— begin —

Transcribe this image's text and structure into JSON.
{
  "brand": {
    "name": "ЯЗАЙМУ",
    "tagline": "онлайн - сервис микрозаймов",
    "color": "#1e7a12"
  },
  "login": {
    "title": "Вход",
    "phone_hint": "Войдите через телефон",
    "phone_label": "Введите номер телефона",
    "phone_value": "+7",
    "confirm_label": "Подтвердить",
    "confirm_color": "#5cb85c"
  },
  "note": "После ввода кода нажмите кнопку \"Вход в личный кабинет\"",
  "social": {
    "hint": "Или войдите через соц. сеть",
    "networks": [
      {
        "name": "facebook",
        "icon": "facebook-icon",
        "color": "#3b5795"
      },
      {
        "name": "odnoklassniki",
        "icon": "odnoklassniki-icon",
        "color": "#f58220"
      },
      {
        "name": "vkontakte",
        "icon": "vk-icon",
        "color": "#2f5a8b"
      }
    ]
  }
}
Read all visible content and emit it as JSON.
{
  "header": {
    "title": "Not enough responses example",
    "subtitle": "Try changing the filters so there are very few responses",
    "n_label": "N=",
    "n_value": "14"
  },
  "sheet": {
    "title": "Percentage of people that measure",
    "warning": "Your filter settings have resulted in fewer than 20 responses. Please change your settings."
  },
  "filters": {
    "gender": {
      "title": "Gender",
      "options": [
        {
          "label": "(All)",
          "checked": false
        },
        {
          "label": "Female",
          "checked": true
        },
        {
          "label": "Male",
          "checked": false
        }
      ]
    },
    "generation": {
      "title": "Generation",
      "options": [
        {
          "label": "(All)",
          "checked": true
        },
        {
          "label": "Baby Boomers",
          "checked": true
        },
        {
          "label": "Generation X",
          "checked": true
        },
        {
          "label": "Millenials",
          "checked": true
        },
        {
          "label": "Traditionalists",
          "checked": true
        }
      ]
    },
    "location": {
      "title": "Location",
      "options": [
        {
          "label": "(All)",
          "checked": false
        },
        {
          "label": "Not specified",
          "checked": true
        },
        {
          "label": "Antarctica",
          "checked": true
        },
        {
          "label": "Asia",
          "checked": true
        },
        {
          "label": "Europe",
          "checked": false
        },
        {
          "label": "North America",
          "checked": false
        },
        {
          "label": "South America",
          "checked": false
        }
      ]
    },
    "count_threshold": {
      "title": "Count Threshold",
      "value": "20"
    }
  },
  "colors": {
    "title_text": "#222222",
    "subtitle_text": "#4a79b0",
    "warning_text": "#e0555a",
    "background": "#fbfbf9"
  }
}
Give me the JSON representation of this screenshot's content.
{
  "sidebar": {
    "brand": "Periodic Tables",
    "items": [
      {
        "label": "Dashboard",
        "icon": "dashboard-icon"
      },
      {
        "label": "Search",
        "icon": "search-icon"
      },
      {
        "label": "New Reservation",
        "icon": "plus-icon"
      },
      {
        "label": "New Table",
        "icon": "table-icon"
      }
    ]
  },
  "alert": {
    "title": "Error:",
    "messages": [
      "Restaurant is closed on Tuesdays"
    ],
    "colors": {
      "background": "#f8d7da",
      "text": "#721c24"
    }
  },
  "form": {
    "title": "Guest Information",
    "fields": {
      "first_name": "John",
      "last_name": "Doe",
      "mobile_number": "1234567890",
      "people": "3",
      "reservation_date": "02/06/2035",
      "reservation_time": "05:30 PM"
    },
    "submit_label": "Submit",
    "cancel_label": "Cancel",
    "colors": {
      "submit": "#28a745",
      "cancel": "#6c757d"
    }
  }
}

— end —

:: Work to be completed ::
Please reproduce the entire listing, exactly as shown.

:: Full output ::
Transcribe this image's text and structure into JSON.
{
  "brand": {
    "name": "ЯЗАЙМУ",
    "tagline": "онлайн - сервис микрозаймов",
    "color": "#1e7a12"
  },
  "login": {
    "title": "Вход",
    "phone_hint": "Войдите через телефон",
    "phone_label": "Введите номер телефона",
    "phone_value": "+7",
    "confirm_label": "Подтвердить",
    "confirm_color": "#5cb85c"
  },
  "note": "После ввода кода нажмите кнопку \"Вход в личный кабинет\"",
  "social": {
    "hint": "Или войдите через соц. сеть",
    "networks": [
      {
        "name": "facebook",
        "icon": "facebook-icon",
        "color": "#3b5795"
      },
      {
        "name": "odnoklassniki",
        "icon": "odnoklassniki-icon",
        "color": "#f58220"
      },
      {
        "name": "vkontakte",
        "icon": "vk-icon",
        "color": "#2f5a8b"
      }
    ]
  }
}
Read all visible content and emit it as JSON.
{
  "header": {
    "title": "Not enough responses example",
    "subtitle": "Try changing the filters so there are very few responses",
    "n_label": "N=",
    "n_value": "14"
  },
  "sheet": {
    "title": "Percentage of people that measure",
    "warning": "Your filter settings have resulted in fewer than 20 responses. Please change your settings."
  },
  "filters": {
    "gender": {
      "title": "Gender",
      "options": [
        {
          "label": "(All)",
          "checked": false
        },
        {
          "label": "Female",
          "checked": true
        },
        {
          "label": "Male",
          "checked": false
        }
      ]
    },
    "generation": {
      "title": "Generation",
      "options": [
        {
          "label": "(All)",
          "checked": true
        },
        {
          "label": "Baby Boomers",
          "checked": true
        },
        {
          "label": "Generation X",
          "checked": true
        },
        {
          "label": "Millenials",
          "checked": true
        },
        {
          "label": "Traditionalists",
          "checked": true
        }
      ]
    },
    "location": {
      "title": "Location",
      "options": [
        {
          "label": "(All)",
          "checked": false
        },
        {
          "label": "Not specified",
          "checked": true
        },
        {
          "label": "Antarctica",
          "checked": true
        },
        {
          "label": "Asia",
          "checked": true
        },
        {
          "label": "Europe",
          "checked": false
        },
        {
          "label": "North America",
          "checked": false
        },
        {
          "label": "South America",
          "checked": false
        }
      ]
    },
    "count_threshold": {
      "title": "Count Threshold",
      "value": "20"
    }
  },
  "colors": {
    "title_text": "#222222",
    "subtitle_text": "#4a79b0",
    "warning_text": "#e0555a",
    "background": "#fbfbf9"
  }
}
Give me the JSON representation of this screenshot's content.
{
  "sidebar": {
    "brand": "Periodic Tables",
    "items": [
      {
        "label": "Dashboard",
        "icon": "dashboard-icon"
      },
      {
        "label": "Search",
        "icon": "search-icon"
      },
      {
        "label": "New Reservation",
        "icon": "plus-icon"
      },
      {
        "label": "New Table",
        "icon": "table-icon"
      }
    ]
  },
  "alert": {
    "title": "Error:",
    "messages": [
      "Restaurant is closed on Tuesdays"
    ],
    "colors": {
      "background": "#f8d7da",
      "text": "#721c24"
    }
  },
  "form": {
    "title": "Guest Information",
    "fields": {
      "first_name": "John",
      "last_name": "Doe",
      "mobile_number": "1234567890",
      "people": "3",
      "reservation_date": "02/06/2035",
      "reservation_time": "05:30 PM"
    },
    "submit_label": "Submit",
    "cancel_label": "Cancel",
    "colors": {
      "submit": "#28a745",
      "cancel": "#6c757d"
    }
  }
}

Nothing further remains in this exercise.